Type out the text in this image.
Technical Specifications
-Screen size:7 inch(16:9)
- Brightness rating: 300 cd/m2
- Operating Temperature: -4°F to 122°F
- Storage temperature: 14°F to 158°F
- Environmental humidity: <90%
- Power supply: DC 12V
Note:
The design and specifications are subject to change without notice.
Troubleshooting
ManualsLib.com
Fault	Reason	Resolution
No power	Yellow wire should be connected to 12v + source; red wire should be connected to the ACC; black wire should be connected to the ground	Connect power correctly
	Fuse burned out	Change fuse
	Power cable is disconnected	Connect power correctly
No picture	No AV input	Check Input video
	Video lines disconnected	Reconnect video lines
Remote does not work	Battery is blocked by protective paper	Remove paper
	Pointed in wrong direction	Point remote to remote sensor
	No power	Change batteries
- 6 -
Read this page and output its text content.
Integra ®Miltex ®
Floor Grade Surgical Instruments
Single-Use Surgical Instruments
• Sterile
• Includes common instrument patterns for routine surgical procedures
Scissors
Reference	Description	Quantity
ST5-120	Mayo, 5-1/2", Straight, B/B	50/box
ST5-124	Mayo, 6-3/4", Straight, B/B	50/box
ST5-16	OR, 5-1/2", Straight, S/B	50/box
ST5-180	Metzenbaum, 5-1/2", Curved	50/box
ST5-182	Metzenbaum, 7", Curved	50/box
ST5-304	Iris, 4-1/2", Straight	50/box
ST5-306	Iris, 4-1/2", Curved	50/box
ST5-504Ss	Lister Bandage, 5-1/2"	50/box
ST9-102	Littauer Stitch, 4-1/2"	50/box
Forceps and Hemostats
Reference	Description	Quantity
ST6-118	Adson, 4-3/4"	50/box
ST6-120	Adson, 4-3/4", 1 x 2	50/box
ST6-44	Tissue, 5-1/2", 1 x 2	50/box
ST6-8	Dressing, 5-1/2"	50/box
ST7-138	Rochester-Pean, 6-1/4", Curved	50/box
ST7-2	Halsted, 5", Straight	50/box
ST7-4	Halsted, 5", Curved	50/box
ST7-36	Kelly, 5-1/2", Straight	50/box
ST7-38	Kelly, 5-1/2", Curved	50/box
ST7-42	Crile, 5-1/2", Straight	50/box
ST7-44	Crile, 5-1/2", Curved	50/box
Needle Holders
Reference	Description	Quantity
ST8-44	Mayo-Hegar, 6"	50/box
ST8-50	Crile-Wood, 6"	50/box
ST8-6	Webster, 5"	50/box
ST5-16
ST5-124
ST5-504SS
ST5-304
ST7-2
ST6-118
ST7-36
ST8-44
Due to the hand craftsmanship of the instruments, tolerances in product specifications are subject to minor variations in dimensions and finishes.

════════════════

WORK REQUIRED
Copy out the whole listing, exactly as written.

RESULT
Type out the text in this image.
Technical Specifications
-Screen size:7 inch(16:9)
- Brightness rating: 300 cd/m2
- Operating Temperature: -4°F to 122°F
- Storage temperature: 14°F to 158°F
- Environmental humidity: <90%
- Power supply: DC 12V
Note:
The design and specifications are subject to change without notice.
Troubleshooting
ManualsLib.com
Fault	Reason	Resolution
No power	Yellow wire should be connected to 12v + source; red wire should be connected to the ACC; black wire should be connected to the ground	Connect power correctly
	Fuse burned out	Change fuse
	Power cable is disconnected	Connect power correctly
No picture	No AV input	Check Input video
	Video lines disconnected	Reconnect video lines
Remote does not work	Battery is blocked by protective paper	Remove paper
	Pointed in wrong direction	Point remote to remote sensor
	No power	Change batteries
- 6 -
Read this page and output its text content.
Integra ®Miltex ®
Floor Grade Surgical Instruments
Single-Use Surgical Instruments
• Sterile
• Includes common instrument patterns for routine surgical procedures
Scissors
Reference	Description	Quantity
ST5-120	Mayo, 5-1/2", Straight, B/B	50/box
ST5-124	Mayo, 6-3/4", Straight, B/B	50/box
ST5-16	OR, 5-1/2", Straight, S/B	50/box
ST5-180	Metzenbaum, 5-1/2", Curved	50/box
ST5-182	Metzenbaum, 7", Curved	50/box
ST5-304	Iris, 4-1/2", Straight	50/box
ST5-306	Iris, 4-1/2", Curved	50/box
ST5-504Ss	Lister Bandage, 5-1/2"	50/box
ST9-102	Littauer Stitch, 4-1/2"	50/box
Forceps and Hemostats
Reference	Description	Quantity
ST6-118	Adson, 4-3/4"	50/box
ST6-120	Adson, 4-3/4", 1 x 2	50/box
ST6-44	Tissue, 5-1/2", 1 x 2	50/box
ST6-8	Dressing, 5-1/2"	50/box
ST7-138	Rochester-Pean, 6-1/4", Curved	50/box
ST7-2	Halsted, 5", Straight	50/box
ST7-4	Halsted, 5", Curved	50/box
ST7-36	Kelly, 5-1/2", Straight	50/box
ST7-38	Kelly, 5-1/2", Curved	50/box
ST7-42	Crile, 5-1/2", Straight	50/box
ST7-44	Crile, 5-1/2", Curved	50/box
Needle Holders
Reference	Description	Quantity
ST8-44	Mayo-Hegar, 6"	50/box
ST8-50	Crile-Wood, 6"	50/box
ST8-6	Webster, 5"	50/box
ST5-16
ST5-124
ST5-504SS
ST5-304
ST7-2
ST6-118
ST7-36
ST8-44
Due to the hand craftsmanship of the instruments, tolerances in product specifications are subject to minor variations in dimensions and finishes.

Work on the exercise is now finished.